Copy out every line that contains "image".

STORED RECORDS.
※ ※ ※
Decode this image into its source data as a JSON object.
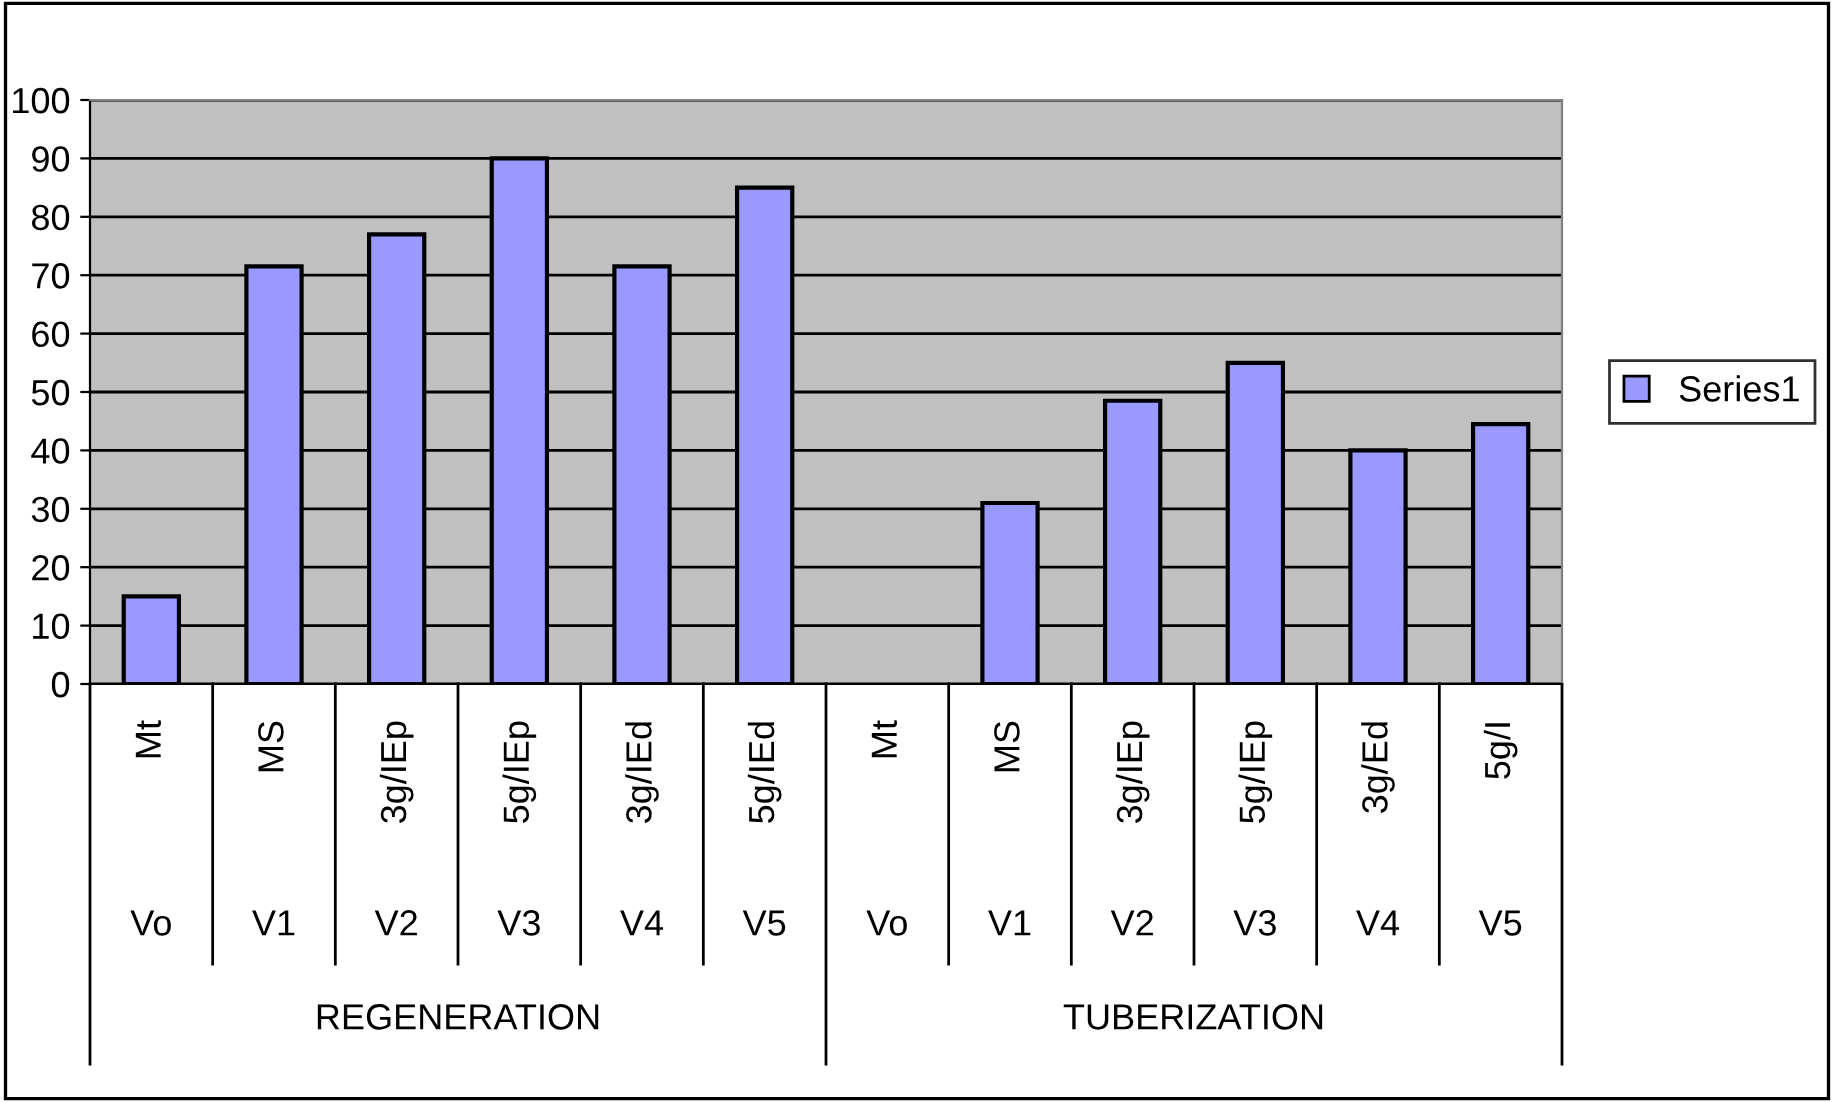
{
  "chart_data": {
    "type": "bar",
    "categories": [
      "Mt",
      "MS",
      "3g/IEp",
      "5g/IEp",
      "3g/IEd",
      "5g/IEd",
      "Mt",
      "MS",
      "3g/IEp",
      "5g/IEp",
      "3g/Ed",
      "5g/I"
    ],
    "series": [
      {
        "name": "Series1",
        "color": "#9999ff",
        "values": [
          15,
          71.5,
          77,
          90,
          71.5,
          85,
          null,
          31,
          48.5,
          55,
          40,
          44.5
        ]
      }
    ],
    "annotations": [
      "Vo",
      "V1",
      "V2",
      "V3",
      "V4",
      "V5",
      "Vo",
      "V1",
      "V2",
      "V3",
      "V4",
      "V5",
      "REGENERATION",
      "TUBERIZATION"
    ],
    "ylim": [
      0,
      100
    ],
    "yticks": [
      0,
      10,
      20,
      30,
      40,
      50,
      60,
      70,
      80,
      90,
      100
    ],
    "grid": "y",
    "legend": "right"
  }
}
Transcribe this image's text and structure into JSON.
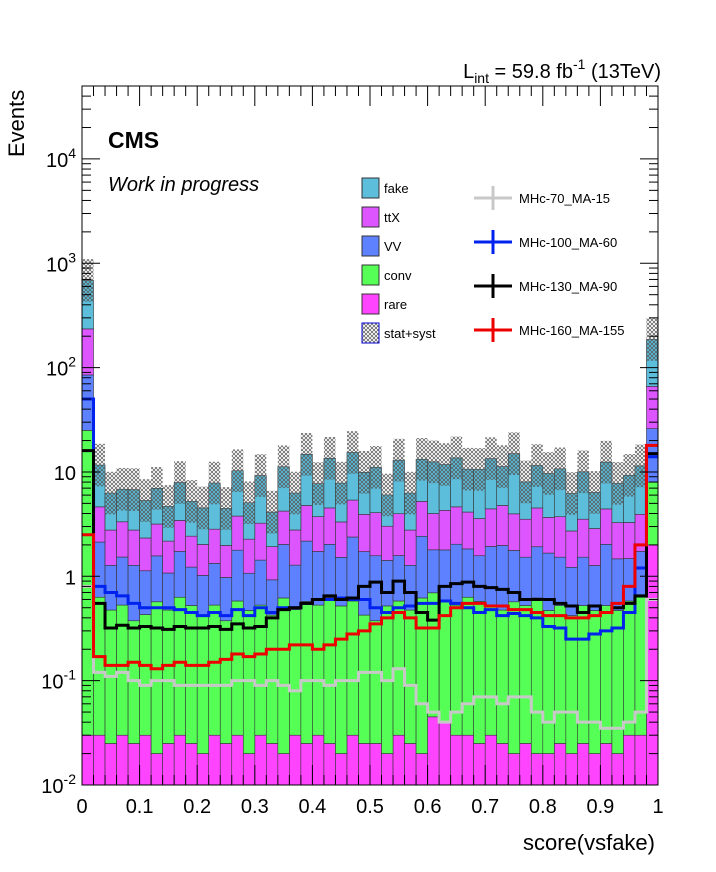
{
  "chart_data": {
    "type": "bar",
    "stacked": true,
    "title": "",
    "xlabel": "score(vsfake)",
    "ylabel": "Events",
    "xlim": [
      0,
      1
    ],
    "ylim": [
      0.01,
      50000
    ],
    "ylog": true,
    "lumi_label": "59.8 fb",
    "lumi_prefix": "L",
    "lumi_sub": "int",
    "lumi_sup": "-1",
    "lumi_energy": "(13TeV)",
    "experiment": "CMS",
    "status": "Work in progress",
    "x_ticks": [
      "0",
      "0.1",
      "0.2",
      "0.3",
      "0.4",
      "0.5",
      "0.6",
      "0.7",
      "0.8",
      "0.9",
      "1"
    ],
    "y_ticks": [
      {
        "base": "10",
        "exp": "-2"
      },
      {
        "base": "10",
        "exp": "-1"
      },
      {
        "base": "1",
        "exp": ""
      },
      {
        "base": "10",
        "exp": ""
      },
      {
        "base": "10",
        "exp": "2"
      },
      {
        "base": "10",
        "exp": "3"
      },
      {
        "base": "10",
        "exp": "4"
      }
    ],
    "nbins": 50,
    "stack_layers": [
      {
        "name": "rare",
        "color": "#ff44ff",
        "values": [
          0.03,
          0.03,
          0.025,
          0.03,
          0.025,
          0.03,
          0.02,
          0.025,
          0.03,
          0.025,
          0.02,
          0.03,
          0.025,
          0.03,
          0.02,
          0.03,
          0.025,
          0.02,
          0.03,
          0.025,
          0.03,
          0.025,
          0.02,
          0.03,
          0.025,
          0.025,
          0.02,
          0.03,
          0.025,
          0.02,
          0.045,
          0.04,
          0.03,
          0.03,
          0.025,
          0.03,
          0.025,
          0.02,
          0.025,
          0.02,
          0.02,
          0.025,
          0.02,
          0.025,
          0.02,
          0.025,
          0.02,
          0.03,
          0.03,
          2.0
        ]
      },
      {
        "name": "conv",
        "color": "#55ff55",
        "values": [
          25,
          0.6,
          0.45,
          0.5,
          0.35,
          0.4,
          0.55,
          0.45,
          0.6,
          0.5,
          0.4,
          0.5,
          0.35,
          0.55,
          0.45,
          0.5,
          0.4,
          0.6,
          0.45,
          0.55,
          0.5,
          0.6,
          0.5,
          0.55,
          0.4,
          0.35,
          0.5,
          0.55,
          0.45,
          0.6,
          0.65,
          0.55,
          0.5,
          0.6,
          0.55,
          0.5,
          0.45,
          0.55,
          0.5,
          0.6,
          0.45,
          0.5,
          0.4,
          0.5,
          0.45,
          0.5,
          0.45,
          0.55,
          0.6,
          6.0
        ]
      },
      {
        "name": "VV",
        "color": "#5e81ff",
        "values": [
          60,
          1.5,
          0.8,
          1.0,
          0.9,
          0.7,
          1.0,
          0.6,
          1.1,
          0.7,
          0.6,
          0.8,
          0.6,
          1.2,
          0.6,
          0.9,
          0.5,
          1.4,
          0.8,
          1.6,
          1.2,
          1.4,
          1.0,
          1.8,
          1.3,
          1.2,
          0.9,
          1.0,
          0.8,
          1.8,
          1.1,
          1.2,
          1.5,
          1.2,
          1.0,
          1.4,
          1.5,
          1.2,
          1.0,
          1.3,
          1.2,
          1.0,
          0.8,
          1.0,
          0.8,
          1.5,
          1.0,
          0.9,
          1.1,
          18
        ]
      },
      {
        "name": "ttX",
        "color": "#dd55ff",
        "values": [
          150,
          2.5,
          1.5,
          1.8,
          1.5,
          1.2,
          1.6,
          1.1,
          1.7,
          1.2,
          1.0,
          1.5,
          1.0,
          2.0,
          1.2,
          1.8,
          1.0,
          2.2,
          1.5,
          2.6,
          2.0,
          2.5,
          1.8,
          3.0,
          2.2,
          2.5,
          1.6,
          2.4,
          1.5,
          2.8,
          2.2,
          2.5,
          2.6,
          2.3,
          2.0,
          2.5,
          2.8,
          2.2,
          2.0,
          2.6,
          2.0,
          2.2,
          1.5,
          2.0,
          1.6,
          2.4,
          1.8,
          1.8,
          2.2,
          40
        ]
      },
      {
        "name": "fake",
        "color": "#5cbedb",
        "values": [
          450,
          7,
          3.5,
          3.5,
          4.0,
          3.0,
          3.8,
          2.5,
          4.5,
          2.8,
          2.5,
          5.0,
          2.5,
          6.5,
          2.8,
          6.0,
          2.2,
          7.0,
          3.5,
          10.0,
          4.0,
          9.0,
          4.5,
          10.0,
          6.0,
          7.0,
          3.0,
          9.0,
          3.5,
          8.0,
          8.5,
          7.5,
          9.0,
          6.5,
          7.0,
          9.0,
          6.5,
          11.0,
          4.5,
          7.0,
          6.0,
          7.0,
          3.5,
          6.5,
          3.5,
          8.0,
          4.5,
          6.0,
          7.5,
          120
        ]
      }
    ],
    "signals": [
      {
        "name": "MHc-70_MA-15",
        "color": "#c8c8c8",
        "values": [
          0.8,
          0.12,
          0.11,
          0.12,
          0.1,
          0.09,
          0.1,
          0.1,
          0.09,
          0.09,
          0.09,
          0.09,
          0.09,
          0.1,
          0.1,
          0.09,
          0.1,
          0.09,
          0.08,
          0.1,
          0.1,
          0.09,
          0.1,
          0.1,
          0.12,
          0.12,
          0.1,
          0.13,
          0.09,
          0.06,
          0.05,
          0.04,
          0.05,
          0.06,
          0.07,
          0.07,
          0.06,
          0.07,
          0.07,
          0.05,
          0.04,
          0.05,
          0.05,
          0.04,
          0.04,
          0.035,
          0.035,
          0.04,
          0.05,
          0.6
        ]
      },
      {
        "name": "MHc-100_MA-60",
        "color": "#0022ee",
        "values": [
          50,
          0.8,
          0.7,
          0.65,
          0.55,
          0.5,
          0.5,
          0.5,
          0.48,
          0.45,
          0.42,
          0.45,
          0.42,
          0.48,
          0.42,
          0.5,
          0.45,
          0.5,
          0.5,
          0.55,
          0.6,
          0.6,
          0.62,
          0.6,
          0.6,
          0.5,
          0.45,
          0.5,
          0.52,
          0.55,
          0.55,
          0.58,
          0.55,
          0.5,
          0.45,
          0.48,
          0.42,
          0.44,
          0.42,
          0.4,
          0.33,
          0.32,
          0.25,
          0.25,
          0.28,
          0.3,
          0.32,
          0.45,
          1.2,
          14
        ]
      },
      {
        "name": "MHc-130_MA-90",
        "color": "#000000",
        "values": [
          16,
          0.55,
          0.32,
          0.34,
          0.32,
          0.33,
          0.32,
          0.31,
          0.33,
          0.32,
          0.32,
          0.33,
          0.31,
          0.35,
          0.32,
          0.33,
          0.4,
          0.48,
          0.5,
          0.55,
          0.6,
          0.65,
          0.6,
          0.62,
          0.8,
          0.88,
          0.7,
          0.9,
          0.7,
          0.45,
          0.38,
          0.8,
          0.85,
          0.88,
          0.8,
          0.78,
          0.75,
          0.7,
          0.6,
          0.6,
          0.6,
          0.55,
          0.52,
          0.45,
          0.52,
          0.45,
          0.5,
          0.55,
          0.65,
          15
        ]
      },
      {
        "name": "MHc-160_MA-155",
        "color": "#ee0000",
        "values": [
          2.5,
          0.17,
          0.14,
          0.14,
          0.15,
          0.14,
          0.13,
          0.14,
          0.15,
          0.14,
          0.14,
          0.15,
          0.16,
          0.18,
          0.17,
          0.18,
          0.2,
          0.2,
          0.22,
          0.22,
          0.2,
          0.22,
          0.25,
          0.28,
          0.3,
          0.35,
          0.4,
          0.45,
          0.4,
          0.32,
          0.32,
          0.42,
          0.5,
          0.55,
          0.55,
          0.52,
          0.52,
          0.48,
          0.48,
          0.45,
          0.42,
          0.42,
          0.4,
          0.4,
          0.42,
          0.45,
          0.55,
          0.8,
          2.0,
          18
        ]
      }
    ],
    "legend": {
      "placement": "top-center",
      "stack_entries": [
        "fake",
        "ttX",
        "VV",
        "conv",
        "rare",
        "stat+syst"
      ],
      "signal_entries": [
        "MHc-70_MA-15",
        "MHc-100_MA-60",
        "MHc-130_MA-90",
        "MHc-160_MA-155"
      ]
    },
    "uncertainty_label": "stat+syst"
  }
}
※ ※ ※
ANSWER.
Decode this image into its source data as a JSON object.
Transcribe this image's text and structure into JSON.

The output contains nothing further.